**SUPPLIED ENTRIES**
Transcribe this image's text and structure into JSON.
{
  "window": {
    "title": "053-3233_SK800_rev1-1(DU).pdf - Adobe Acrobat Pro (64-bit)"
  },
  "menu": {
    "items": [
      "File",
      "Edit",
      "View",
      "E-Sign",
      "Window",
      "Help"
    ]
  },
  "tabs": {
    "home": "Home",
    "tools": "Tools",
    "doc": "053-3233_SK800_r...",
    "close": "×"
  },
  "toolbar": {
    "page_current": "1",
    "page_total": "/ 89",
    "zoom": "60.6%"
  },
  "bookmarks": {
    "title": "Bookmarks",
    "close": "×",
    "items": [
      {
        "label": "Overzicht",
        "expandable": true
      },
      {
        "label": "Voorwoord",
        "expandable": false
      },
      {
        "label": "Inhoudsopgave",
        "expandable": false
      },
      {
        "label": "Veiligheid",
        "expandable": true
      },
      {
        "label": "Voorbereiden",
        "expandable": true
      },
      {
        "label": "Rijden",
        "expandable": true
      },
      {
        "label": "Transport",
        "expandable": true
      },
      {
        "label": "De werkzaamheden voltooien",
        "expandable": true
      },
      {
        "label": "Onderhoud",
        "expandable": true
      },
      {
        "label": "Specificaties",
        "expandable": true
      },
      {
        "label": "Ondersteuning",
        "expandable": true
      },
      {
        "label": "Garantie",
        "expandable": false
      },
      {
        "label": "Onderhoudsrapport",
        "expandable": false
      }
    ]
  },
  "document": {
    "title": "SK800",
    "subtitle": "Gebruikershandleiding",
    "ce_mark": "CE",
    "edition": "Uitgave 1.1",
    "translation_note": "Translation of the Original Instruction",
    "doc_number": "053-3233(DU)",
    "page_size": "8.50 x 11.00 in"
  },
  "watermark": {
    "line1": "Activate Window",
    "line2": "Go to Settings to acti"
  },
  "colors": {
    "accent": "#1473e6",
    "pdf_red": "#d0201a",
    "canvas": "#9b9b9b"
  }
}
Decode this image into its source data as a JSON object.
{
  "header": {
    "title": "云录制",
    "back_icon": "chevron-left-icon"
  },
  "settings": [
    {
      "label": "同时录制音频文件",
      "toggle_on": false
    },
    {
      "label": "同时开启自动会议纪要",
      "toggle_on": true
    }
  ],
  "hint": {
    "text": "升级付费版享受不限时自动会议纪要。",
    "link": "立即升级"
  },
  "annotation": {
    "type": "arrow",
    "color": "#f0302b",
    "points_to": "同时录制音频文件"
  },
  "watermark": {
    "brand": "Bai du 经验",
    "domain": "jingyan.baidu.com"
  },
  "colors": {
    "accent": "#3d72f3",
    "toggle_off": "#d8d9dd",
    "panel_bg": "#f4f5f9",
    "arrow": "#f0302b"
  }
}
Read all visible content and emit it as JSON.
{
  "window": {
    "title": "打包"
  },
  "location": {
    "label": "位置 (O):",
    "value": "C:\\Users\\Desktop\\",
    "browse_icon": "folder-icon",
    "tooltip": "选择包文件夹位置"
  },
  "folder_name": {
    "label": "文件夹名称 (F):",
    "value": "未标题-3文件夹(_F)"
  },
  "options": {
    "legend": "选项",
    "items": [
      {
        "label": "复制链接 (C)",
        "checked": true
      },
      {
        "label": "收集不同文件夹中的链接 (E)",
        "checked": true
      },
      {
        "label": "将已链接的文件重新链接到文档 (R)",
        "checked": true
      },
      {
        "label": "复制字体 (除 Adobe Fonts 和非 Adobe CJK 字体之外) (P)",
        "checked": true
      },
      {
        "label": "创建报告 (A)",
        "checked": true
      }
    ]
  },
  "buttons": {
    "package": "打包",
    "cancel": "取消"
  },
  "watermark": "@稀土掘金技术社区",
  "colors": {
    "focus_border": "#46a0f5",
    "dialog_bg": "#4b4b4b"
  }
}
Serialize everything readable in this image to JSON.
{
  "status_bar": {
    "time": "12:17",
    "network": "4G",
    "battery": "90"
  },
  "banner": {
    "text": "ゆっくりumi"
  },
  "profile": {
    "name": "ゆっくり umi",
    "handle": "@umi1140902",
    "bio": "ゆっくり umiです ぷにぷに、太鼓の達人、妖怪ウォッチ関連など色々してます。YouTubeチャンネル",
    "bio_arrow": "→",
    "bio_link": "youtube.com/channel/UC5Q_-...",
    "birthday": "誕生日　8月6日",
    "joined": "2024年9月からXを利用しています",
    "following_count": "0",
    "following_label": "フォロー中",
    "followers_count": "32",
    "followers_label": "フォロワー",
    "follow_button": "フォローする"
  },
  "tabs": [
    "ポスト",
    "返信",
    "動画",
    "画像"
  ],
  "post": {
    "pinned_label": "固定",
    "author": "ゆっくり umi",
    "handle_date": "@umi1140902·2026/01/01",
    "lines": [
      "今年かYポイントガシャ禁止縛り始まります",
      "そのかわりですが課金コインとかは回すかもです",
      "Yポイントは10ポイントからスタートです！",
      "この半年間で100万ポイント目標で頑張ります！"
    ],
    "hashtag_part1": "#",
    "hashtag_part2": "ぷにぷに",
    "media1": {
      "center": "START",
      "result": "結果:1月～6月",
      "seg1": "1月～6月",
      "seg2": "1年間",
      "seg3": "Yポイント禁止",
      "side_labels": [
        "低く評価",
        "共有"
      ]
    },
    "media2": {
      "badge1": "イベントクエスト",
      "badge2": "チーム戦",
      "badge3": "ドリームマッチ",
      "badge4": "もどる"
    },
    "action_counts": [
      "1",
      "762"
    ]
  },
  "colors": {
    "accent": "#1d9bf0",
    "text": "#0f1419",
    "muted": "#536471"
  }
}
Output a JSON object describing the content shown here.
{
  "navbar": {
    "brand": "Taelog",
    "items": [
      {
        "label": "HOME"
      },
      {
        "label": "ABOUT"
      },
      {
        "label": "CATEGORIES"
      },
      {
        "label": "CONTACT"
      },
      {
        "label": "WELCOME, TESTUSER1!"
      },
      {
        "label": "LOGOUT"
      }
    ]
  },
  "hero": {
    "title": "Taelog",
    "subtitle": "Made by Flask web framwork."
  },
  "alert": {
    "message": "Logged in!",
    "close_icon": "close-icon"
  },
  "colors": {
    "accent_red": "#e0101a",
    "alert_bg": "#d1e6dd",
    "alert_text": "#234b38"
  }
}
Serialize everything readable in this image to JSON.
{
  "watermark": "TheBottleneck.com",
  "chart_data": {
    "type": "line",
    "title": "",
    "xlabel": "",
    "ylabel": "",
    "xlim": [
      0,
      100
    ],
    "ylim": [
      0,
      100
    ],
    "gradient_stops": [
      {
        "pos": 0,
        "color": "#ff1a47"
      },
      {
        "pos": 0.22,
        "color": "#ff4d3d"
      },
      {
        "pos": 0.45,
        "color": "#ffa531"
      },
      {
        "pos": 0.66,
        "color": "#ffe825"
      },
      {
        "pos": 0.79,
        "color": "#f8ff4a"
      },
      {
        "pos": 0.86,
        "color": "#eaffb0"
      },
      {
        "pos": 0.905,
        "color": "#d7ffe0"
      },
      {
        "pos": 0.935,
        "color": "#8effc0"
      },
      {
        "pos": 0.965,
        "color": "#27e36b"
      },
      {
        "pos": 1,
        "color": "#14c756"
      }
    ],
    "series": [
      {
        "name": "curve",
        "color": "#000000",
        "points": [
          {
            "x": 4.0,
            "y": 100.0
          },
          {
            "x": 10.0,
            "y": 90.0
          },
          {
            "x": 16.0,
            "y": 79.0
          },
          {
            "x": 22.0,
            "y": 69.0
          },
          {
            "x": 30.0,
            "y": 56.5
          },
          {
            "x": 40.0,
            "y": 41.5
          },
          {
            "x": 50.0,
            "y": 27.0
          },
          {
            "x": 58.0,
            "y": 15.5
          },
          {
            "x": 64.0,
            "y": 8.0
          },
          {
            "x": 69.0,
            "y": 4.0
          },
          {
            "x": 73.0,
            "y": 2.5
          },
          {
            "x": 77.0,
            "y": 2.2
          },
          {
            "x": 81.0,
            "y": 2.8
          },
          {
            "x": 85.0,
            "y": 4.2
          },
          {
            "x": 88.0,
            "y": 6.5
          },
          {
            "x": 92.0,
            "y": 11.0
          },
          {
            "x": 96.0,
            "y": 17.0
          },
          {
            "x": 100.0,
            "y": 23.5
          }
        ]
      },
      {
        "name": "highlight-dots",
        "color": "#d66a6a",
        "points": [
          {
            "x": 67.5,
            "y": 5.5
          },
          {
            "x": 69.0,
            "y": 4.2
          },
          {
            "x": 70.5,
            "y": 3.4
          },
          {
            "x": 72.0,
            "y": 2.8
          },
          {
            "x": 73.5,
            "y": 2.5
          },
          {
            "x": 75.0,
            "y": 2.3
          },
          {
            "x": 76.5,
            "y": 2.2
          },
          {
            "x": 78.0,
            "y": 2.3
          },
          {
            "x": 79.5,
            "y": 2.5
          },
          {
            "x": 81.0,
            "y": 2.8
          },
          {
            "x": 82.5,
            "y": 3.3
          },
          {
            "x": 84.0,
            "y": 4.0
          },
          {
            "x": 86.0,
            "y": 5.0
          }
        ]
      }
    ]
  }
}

**DIRECTIONS**
Count every line of the records that holds the string "content". Write only the total.

**RESPONSE BELOW**
2